_RECORD LIST_:
━━━━━━

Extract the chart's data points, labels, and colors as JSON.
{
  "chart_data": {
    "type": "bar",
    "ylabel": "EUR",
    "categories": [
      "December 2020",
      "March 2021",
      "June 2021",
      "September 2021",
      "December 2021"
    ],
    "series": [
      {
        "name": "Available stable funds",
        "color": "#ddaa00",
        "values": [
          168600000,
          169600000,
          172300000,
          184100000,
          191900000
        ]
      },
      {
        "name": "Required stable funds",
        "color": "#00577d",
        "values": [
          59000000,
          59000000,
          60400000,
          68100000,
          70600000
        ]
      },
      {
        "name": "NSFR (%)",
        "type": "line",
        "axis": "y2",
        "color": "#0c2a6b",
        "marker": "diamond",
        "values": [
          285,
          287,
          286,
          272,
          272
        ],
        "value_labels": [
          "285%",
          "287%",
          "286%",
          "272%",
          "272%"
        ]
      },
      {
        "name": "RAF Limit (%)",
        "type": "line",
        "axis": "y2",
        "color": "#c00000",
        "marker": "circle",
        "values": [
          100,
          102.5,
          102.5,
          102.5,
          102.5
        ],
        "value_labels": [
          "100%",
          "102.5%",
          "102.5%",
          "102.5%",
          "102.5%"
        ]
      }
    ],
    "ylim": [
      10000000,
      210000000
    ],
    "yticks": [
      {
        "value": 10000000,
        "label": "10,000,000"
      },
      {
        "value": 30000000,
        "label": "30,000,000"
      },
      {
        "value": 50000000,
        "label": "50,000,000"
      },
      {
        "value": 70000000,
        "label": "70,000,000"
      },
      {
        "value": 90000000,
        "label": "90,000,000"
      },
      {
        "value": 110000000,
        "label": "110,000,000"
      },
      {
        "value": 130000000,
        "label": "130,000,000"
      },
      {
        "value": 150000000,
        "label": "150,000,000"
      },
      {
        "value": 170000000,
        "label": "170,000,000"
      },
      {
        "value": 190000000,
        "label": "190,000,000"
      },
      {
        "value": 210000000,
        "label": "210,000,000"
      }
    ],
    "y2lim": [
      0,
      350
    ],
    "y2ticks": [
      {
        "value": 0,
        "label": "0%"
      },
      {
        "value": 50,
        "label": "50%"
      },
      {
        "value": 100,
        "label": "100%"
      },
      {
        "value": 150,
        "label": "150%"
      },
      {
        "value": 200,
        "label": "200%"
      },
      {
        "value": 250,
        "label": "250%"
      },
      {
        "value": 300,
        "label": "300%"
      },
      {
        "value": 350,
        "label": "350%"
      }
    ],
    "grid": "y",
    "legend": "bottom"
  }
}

━━━━━━

_STATED PROBLEM_: Reproduce every line above without error.

_RESULT OF THIS EXERCISE_:
Extract the chart's data points, labels, and colors as JSON.
{
  "chart_data": {
    "type": "bar",
    "ylabel": "EUR",
    "categories": [
      "December 2020",
      "March 2021",
      "June 2021",
      "September 2021",
      "December 2021"
    ],
    "series": [
      {
        "name": "Available stable funds",
        "color": "#ddaa00",
        "values": [
          168600000,
          169600000,
          172300000,
          184100000,
          191900000
        ]
      },
      {
        "name": "Required stable funds",
        "color": "#00577d",
        "values": [
          59000000,
          59000000,
          60400000,
          68100000,
          70600000
        ]
      },
      {
        "name": "NSFR (%)",
        "type": "line",
        "axis": "y2",
        "color": "#0c2a6b",
        "marker": "diamond",
        "values": [
          285,
          287,
          286,
          272,
          272
        ],
        "value_labels": [
          "285%",
          "287%",
          "286%",
          "272%",
          "272%"
        ]
      },
      {
        "name": "RAF Limit (%)",
        "type": "line",
        "axis": "y2",
        "color": "#c00000",
        "marker": "circle",
        "values": [
          100,
          102.5,
          102.5,
          102.5,
          102.5
        ],
        "value_labels": [
          "100%",
          "102.5%",
          "102.5%",
          "102.5%",
          "102.5%"
        ]
      }
    ],
    "ylim": [
      10000000,
      210000000
    ],
    "yticks": [
      {
        "value": 10000000,
        "label": "10,000,000"
      },
      {
        "value": 30000000,
        "label": "30,000,000"
      },
      {
        "value": 50000000,
        "label": "50,000,000"
      },
      {
        "value": 70000000,
        "label": "70,000,000"
      },
      {
        "value": 90000000,
        "label": "90,000,000"
      },
      {
        "value": 110000000,
        "label": "110,000,000"
      },
      {
        "value": 130000000,
        "label": "130,000,000"
      },
      {
        "value": 150000000,
        "label": "150,000,000"
      },
      {
        "value": 170000000,
        "label": "170,000,000"
      },
      {
        "value": 190000000,
        "label": "190,000,000"
      },
      {
        "value": 210000000,
        "label": "210,000,000"
      }
    ],
    "y2lim": [
      0,
      350
    ],
    "y2ticks": [
      {
        "value": 0,
        "label": "0%"
      },
      {
        "value": 50,
        "label": "50%"
      },
      {
        "value": 100,
        "label": "100%"
      },
      {
        "value": 150,
        "label": "150%"
      },
      {
        "value": 200,
        "label": "200%"
      },
      {
        "value": 250,
        "label": "250%"
      },
      {
        "value": 300,
        "label": "300%"
      },
      {
        "value": 350,
        "label": "350%"
      }
    ],
    "grid": "y",
    "legend": "bottom"
  }
}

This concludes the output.